Dataset records:
━━━━━━━━━━
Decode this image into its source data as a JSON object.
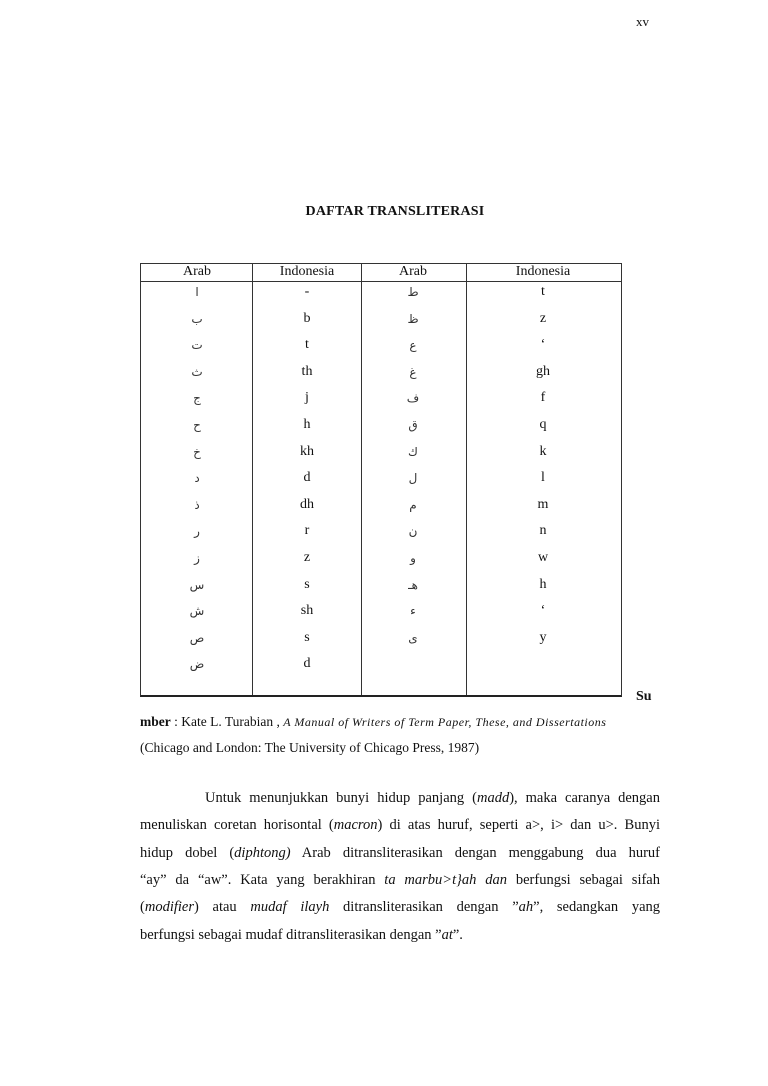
{
  "page_number": "xv",
  "title": "DAFTAR TRANSLITERASI",
  "table": {
    "headers": [
      "Arab",
      "Indonesia",
      "Arab",
      "Indonesia"
    ],
    "rows": [
      [
        "ا",
        "-",
        "ط",
        "t"
      ],
      [
        "ب",
        "b",
        "ظ",
        "z"
      ],
      [
        "ت",
        "t",
        "ع",
        "‘"
      ],
      [
        "ث",
        "th",
        "غ",
        "gh"
      ],
      [
        "ج",
        "j",
        "ف",
        "f"
      ],
      [
        "ح",
        "h",
        "ق",
        "q"
      ],
      [
        "خ",
        "kh",
        "ك",
        "k"
      ],
      [
        "د",
        "d",
        "ل",
        "l"
      ],
      [
        "ذ",
        "dh",
        "م",
        "m"
      ],
      [
        "ر",
        "r",
        "ن",
        "n"
      ],
      [
        "ز",
        "z",
        "و",
        "w"
      ],
      [
        "س",
        "s",
        "هـ",
        "h"
      ],
      [
        "ش",
        "sh",
        "ء",
        "‘"
      ],
      [
        "ص",
        "s",
        "ى",
        "y"
      ],
      [
        "ض",
        "d",
        "",
        ""
      ]
    ]
  },
  "source": {
    "label_part1": "Su",
    "label_part2": "mber",
    "author": " : Kate L. Turabian , ",
    "book": "A Manual of Writers of Term Paper, These, and Dissertations",
    "publication": "(Chicago and London: The University of Chicago Press, 1987)"
  },
  "paragraph": {
    "lines": [
      [
        "Untuk menunjukkan bunyi hidup panjang (",
        "madd",
        "), maka caranya dengan"
      ],
      [
        "menuliskan coretan horisontal (",
        "macron",
        ") di atas huruf, seperti a>, i> dan u>. Bunyi"
      ],
      [
        "hidup dobel (",
        "diphtong)",
        " Arab ditransliterasikan dengan menggabung dua huruf"
      ],
      [
        "“ay” da “aw”. Kata yang berakhiran ",
        "ta marbu>t}ah dan",
        " berfungsi sebagai sifah"
      ],
      [
        "(",
        "modifier",
        ") atau ",
        "mudaf ilayh",
        " ditransliterasikan dengan ”",
        "ah",
        "”, sedangkan yang"
      ],
      [
        "berfungsi sebagai mudaf ditransliterasikan dengan ”",
        "at",
        "”."
      ]
    ]
  }
}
━━━━━━━━━━
EXERCISE AIM | Can you restate all the records above word for word while dropping the pictures?

WRITTEN ANSWER |
Decode this image into its source data as a JSON object.
{
  "page_number": "xv",
  "title": "DAFTAR TRANSLITERASI",
  "table": {
    "headers": [
      "Arab",
      "Indonesia",
      "Arab",
      "Indonesia"
    ],
    "rows": [
      [
        "ا",
        "-",
        "ط",
        "t"
      ],
      [
        "ب",
        "b",
        "ظ",
        "z"
      ],
      [
        "ت",
        "t",
        "ع",
        "‘"
      ],
      [
        "ث",
        "th",
        "غ",
        "gh"
      ],
      [
        "ج",
        "j",
        "ف",
        "f"
      ],
      [
        "ح",
        "h",
        "ق",
        "q"
      ],
      [
        "خ",
        "kh",
        "ك",
        "k"
      ],
      [
        "د",
        "d",
        "ل",
        "l"
      ],
      [
        "ذ",
        "dh",
        "م",
        "m"
      ],
      [
        "ر",
        "r",
        "ن",
        "n"
      ],
      [
        "ز",
        "z",
        "و",
        "w"
      ],
      [
        "س",
        "s",
        "هـ",
        "h"
      ],
      [
        "ش",
        "sh",
        "ء",
        "‘"
      ],
      [
        "ص",
        "s",
        "ى",
        "y"
      ],
      [
        "ض",
        "d",
        "",
        ""
      ]
    ]
  },
  "source": {
    "label_part1": "Su",
    "label_part2": "mber",
    "author": " : Kate L. Turabian , ",
    "book": "A Manual of Writers of Term Paper, These, and Dissertations",
    "publication": "(Chicago and London: The University of Chicago Press, 1987)"
  },
  "paragraph": {
    "lines": [
      [
        "Untuk menunjukkan bunyi hidup panjang (",
        "madd",
        "), maka caranya dengan"
      ],
      [
        "menuliskan coretan horisontal (",
        "macron",
        ") di atas huruf, seperti a>, i> dan u>. Bunyi"
      ],
      [
        "hidup dobel (",
        "diphtong)",
        " Arab ditransliterasikan dengan menggabung dua huruf"
      ],
      [
        "“ay” da “aw”. Kata yang berakhiran ",
        "ta marbu>t}ah dan",
        " berfungsi sebagai sifah"
      ],
      [
        "(",
        "modifier",
        ") atau ",
        "mudaf ilayh",
        " ditransliterasikan dengan ”",
        "ah",
        "”, sedangkan yang"
      ],
      [
        "berfungsi sebagai mudaf ditransliterasikan dengan ”",
        "at",
        "”."
      ]
    ]
  }
}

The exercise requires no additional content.